## INPUT MATERIAL
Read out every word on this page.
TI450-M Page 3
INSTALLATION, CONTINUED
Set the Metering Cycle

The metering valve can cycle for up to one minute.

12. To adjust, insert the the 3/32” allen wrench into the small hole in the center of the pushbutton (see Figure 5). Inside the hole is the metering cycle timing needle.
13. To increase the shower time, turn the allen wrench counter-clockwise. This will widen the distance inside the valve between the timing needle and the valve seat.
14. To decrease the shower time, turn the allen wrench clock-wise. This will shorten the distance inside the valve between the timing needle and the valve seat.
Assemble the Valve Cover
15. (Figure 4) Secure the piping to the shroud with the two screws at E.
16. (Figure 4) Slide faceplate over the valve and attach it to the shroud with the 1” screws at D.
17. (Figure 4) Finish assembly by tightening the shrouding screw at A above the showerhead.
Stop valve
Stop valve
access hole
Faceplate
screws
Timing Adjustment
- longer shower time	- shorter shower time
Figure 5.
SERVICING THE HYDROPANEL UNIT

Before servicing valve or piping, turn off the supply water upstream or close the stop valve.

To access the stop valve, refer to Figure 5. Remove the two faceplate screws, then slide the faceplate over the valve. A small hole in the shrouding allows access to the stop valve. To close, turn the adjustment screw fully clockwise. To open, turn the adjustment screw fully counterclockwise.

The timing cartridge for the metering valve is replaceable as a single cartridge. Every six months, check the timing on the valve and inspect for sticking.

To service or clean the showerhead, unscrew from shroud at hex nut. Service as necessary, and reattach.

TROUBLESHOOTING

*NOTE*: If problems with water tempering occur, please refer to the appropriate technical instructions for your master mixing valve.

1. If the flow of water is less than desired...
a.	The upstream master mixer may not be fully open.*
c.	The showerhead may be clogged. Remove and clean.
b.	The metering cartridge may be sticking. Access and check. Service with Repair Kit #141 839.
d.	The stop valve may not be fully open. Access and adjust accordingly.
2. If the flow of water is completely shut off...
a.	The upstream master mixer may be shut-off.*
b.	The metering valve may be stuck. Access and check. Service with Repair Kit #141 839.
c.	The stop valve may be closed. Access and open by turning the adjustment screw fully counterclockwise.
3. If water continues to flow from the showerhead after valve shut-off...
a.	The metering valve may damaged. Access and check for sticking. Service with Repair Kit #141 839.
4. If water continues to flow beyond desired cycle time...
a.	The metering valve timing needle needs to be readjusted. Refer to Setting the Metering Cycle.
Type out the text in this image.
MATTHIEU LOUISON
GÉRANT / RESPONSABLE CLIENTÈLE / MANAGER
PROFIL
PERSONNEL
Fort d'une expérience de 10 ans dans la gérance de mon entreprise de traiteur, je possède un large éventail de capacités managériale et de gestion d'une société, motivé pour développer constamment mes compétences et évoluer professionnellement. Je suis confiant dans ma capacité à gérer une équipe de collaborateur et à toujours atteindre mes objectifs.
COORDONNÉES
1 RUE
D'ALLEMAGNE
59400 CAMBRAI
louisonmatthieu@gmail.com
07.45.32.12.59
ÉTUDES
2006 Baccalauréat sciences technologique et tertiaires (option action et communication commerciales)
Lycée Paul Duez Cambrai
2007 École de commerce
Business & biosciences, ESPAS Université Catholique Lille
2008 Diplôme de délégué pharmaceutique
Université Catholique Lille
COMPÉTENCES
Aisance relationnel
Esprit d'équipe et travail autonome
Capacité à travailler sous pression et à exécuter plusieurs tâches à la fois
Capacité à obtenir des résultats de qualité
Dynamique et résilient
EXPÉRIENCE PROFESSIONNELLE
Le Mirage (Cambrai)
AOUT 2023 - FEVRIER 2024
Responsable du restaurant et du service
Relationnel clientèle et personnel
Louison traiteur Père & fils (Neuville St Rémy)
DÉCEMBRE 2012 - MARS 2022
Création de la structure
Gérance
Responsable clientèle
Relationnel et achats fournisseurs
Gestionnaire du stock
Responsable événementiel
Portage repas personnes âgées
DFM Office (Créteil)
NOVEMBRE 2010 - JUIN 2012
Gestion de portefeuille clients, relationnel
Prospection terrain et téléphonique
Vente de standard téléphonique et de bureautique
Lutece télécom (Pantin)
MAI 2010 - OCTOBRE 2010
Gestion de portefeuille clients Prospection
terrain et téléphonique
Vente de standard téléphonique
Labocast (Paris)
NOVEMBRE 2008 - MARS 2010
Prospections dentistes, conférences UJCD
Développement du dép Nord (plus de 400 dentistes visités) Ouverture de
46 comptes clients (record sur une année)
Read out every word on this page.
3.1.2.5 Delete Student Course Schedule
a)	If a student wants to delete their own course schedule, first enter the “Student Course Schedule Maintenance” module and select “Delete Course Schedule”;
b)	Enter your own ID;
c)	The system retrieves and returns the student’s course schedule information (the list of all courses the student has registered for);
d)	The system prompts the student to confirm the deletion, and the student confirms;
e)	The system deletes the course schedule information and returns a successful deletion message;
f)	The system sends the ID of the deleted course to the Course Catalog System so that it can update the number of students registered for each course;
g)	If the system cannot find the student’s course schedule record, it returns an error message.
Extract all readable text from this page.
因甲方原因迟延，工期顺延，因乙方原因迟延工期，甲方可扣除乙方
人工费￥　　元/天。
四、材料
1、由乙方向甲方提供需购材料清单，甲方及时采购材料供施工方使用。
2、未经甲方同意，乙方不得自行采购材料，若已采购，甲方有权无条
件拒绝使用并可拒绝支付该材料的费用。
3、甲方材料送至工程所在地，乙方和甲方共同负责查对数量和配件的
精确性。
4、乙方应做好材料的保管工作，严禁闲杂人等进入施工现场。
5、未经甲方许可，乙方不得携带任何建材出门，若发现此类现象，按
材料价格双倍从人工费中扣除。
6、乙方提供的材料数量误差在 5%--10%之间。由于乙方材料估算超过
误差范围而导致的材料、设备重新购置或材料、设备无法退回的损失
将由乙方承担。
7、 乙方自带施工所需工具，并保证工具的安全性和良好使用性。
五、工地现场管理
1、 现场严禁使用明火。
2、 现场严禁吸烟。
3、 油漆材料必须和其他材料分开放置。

## TASK
Identify every line above with the string "shut" in it. Copy those lines.

## RESULT
2. If the flow of water is completely shut off...
a.	The upstream master mixer may be shut-off.*
3. If water continues to flow from the showerhead after valve shut-off...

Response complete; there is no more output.